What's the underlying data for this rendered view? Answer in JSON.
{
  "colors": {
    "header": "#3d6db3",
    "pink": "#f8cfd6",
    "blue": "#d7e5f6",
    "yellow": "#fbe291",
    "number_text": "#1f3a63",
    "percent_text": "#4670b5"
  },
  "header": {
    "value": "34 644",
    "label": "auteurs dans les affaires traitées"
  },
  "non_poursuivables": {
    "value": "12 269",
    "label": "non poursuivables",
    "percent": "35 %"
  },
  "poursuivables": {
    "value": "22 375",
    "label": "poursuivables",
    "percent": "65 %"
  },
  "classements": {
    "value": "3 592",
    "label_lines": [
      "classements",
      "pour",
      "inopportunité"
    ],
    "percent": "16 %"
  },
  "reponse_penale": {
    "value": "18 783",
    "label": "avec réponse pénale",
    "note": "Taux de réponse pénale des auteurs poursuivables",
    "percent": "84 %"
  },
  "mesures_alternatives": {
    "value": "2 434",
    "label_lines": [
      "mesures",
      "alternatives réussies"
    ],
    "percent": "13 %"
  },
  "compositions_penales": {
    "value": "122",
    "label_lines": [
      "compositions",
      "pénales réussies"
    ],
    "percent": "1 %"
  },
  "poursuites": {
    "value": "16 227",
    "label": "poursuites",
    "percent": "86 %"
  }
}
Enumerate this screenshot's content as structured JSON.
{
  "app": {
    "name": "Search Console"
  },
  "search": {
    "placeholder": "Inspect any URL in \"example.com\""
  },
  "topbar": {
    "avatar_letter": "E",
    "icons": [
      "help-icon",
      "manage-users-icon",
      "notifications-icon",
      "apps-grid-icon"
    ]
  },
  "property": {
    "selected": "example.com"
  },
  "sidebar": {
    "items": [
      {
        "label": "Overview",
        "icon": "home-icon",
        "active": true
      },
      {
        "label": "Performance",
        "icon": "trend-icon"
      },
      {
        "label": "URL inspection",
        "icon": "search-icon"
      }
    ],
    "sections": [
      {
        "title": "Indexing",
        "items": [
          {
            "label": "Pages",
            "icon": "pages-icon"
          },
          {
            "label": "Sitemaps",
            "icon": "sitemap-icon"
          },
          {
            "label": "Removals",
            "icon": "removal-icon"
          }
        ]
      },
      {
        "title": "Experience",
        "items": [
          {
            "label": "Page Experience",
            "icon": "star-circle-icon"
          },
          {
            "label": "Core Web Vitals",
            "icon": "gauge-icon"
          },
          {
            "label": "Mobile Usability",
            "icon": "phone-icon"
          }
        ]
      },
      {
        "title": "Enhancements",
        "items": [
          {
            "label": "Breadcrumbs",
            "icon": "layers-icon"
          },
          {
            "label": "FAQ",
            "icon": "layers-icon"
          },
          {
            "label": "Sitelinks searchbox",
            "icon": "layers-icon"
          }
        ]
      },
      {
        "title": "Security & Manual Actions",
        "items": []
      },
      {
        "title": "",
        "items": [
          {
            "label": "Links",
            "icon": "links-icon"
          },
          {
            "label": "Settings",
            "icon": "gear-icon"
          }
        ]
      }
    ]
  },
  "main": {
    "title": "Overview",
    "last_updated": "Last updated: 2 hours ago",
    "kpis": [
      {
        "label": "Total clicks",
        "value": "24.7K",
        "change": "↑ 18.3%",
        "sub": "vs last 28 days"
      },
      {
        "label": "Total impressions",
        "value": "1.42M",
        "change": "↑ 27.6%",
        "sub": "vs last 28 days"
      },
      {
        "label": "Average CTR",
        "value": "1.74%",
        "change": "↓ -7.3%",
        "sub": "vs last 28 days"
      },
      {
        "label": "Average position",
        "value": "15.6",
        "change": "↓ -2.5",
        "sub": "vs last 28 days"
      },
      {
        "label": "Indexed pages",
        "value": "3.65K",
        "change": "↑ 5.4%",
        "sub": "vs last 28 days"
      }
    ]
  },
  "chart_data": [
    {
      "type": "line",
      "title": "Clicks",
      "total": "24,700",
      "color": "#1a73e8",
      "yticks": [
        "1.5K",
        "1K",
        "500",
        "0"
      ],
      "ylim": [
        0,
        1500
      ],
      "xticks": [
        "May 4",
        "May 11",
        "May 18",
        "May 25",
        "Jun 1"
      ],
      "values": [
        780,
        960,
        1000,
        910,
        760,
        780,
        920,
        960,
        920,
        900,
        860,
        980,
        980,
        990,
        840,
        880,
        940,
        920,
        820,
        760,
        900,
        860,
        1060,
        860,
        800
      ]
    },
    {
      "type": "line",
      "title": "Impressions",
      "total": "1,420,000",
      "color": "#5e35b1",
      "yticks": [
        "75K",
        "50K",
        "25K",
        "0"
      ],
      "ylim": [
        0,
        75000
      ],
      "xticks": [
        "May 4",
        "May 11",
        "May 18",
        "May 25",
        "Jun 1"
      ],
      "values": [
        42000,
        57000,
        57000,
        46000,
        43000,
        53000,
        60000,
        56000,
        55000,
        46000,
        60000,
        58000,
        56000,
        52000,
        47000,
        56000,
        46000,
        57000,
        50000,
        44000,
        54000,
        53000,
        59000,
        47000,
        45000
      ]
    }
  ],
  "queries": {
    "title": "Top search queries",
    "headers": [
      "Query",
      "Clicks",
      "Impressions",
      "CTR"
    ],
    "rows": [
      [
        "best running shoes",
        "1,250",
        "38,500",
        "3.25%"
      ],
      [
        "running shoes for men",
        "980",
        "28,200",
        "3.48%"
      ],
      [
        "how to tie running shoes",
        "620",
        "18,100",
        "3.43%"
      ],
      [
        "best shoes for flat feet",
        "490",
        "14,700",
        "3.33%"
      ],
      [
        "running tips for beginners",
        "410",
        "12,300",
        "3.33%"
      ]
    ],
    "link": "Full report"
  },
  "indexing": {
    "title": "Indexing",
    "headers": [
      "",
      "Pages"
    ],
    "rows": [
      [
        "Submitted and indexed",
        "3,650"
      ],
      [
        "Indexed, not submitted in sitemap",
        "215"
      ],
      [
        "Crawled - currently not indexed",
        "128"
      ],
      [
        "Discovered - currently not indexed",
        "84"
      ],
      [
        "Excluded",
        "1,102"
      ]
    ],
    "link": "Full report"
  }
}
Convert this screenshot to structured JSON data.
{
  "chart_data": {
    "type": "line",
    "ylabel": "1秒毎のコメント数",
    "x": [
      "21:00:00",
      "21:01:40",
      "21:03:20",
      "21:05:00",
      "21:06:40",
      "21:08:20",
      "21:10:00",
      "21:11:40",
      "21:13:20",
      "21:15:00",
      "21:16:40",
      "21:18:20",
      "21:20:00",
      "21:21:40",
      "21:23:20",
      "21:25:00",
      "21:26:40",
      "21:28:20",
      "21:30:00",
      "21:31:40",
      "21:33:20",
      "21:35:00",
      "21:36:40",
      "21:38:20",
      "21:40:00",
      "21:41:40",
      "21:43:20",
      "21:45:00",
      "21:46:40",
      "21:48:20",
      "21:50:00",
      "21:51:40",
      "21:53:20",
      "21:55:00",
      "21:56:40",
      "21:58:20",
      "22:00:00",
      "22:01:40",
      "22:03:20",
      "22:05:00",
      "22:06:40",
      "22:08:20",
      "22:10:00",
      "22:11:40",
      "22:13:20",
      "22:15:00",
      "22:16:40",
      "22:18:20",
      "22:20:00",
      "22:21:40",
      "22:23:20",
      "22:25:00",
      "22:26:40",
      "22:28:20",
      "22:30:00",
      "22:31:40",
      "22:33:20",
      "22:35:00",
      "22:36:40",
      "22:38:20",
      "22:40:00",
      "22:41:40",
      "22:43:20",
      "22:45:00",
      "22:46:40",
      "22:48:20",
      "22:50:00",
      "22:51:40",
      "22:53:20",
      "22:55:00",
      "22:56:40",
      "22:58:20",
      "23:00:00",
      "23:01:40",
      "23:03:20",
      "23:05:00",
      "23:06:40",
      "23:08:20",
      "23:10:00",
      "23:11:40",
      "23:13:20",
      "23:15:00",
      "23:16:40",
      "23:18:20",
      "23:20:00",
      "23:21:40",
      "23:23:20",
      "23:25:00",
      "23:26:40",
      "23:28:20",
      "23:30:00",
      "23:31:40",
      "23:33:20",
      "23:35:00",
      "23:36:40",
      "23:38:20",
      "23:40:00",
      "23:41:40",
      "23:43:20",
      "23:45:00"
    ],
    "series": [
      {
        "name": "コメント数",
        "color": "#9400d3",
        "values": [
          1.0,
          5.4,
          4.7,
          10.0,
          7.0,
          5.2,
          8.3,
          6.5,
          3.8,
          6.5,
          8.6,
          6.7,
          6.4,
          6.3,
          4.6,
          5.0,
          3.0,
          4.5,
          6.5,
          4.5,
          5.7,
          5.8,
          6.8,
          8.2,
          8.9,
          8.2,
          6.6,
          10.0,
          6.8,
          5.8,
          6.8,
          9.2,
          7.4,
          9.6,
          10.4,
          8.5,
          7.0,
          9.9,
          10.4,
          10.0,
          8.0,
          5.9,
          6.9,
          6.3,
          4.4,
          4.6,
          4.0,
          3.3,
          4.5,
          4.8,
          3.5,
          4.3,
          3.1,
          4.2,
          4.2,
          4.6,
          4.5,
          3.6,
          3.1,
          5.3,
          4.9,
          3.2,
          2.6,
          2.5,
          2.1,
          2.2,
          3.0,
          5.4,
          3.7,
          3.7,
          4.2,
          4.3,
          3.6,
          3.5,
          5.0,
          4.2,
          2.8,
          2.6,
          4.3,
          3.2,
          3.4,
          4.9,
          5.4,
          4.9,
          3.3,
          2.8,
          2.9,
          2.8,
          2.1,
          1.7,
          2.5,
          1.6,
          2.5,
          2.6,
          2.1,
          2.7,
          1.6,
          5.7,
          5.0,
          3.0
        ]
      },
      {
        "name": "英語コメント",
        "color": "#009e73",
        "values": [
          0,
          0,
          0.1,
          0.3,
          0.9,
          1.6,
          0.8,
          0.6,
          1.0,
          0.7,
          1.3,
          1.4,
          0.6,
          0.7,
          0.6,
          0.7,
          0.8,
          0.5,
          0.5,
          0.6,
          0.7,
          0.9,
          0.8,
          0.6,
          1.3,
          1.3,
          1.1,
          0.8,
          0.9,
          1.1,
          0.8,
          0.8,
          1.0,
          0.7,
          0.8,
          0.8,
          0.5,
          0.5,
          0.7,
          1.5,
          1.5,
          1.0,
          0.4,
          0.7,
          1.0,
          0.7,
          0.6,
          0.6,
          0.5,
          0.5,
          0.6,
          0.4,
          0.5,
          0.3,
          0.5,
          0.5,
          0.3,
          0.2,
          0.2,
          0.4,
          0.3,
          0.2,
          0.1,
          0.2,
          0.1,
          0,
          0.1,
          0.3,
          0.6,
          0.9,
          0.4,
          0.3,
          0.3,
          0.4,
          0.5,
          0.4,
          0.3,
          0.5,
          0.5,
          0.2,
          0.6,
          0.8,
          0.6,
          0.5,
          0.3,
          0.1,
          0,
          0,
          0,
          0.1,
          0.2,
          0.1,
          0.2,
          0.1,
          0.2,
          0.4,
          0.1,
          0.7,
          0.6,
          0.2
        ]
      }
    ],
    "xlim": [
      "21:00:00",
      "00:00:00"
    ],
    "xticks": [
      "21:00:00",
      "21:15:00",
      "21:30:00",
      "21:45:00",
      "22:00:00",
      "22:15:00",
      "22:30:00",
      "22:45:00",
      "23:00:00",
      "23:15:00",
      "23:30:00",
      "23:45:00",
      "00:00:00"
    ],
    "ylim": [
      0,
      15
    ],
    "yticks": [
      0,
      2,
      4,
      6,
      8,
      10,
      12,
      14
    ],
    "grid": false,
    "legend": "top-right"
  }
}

----

◆ **Your instructions**
Find each line that has the word "réponse", then copy it out.

◆ **Reply to the task**
    "label": "avec réponse pénale",
    "note": "Taux de réponse pénale des auteurs poursuivables",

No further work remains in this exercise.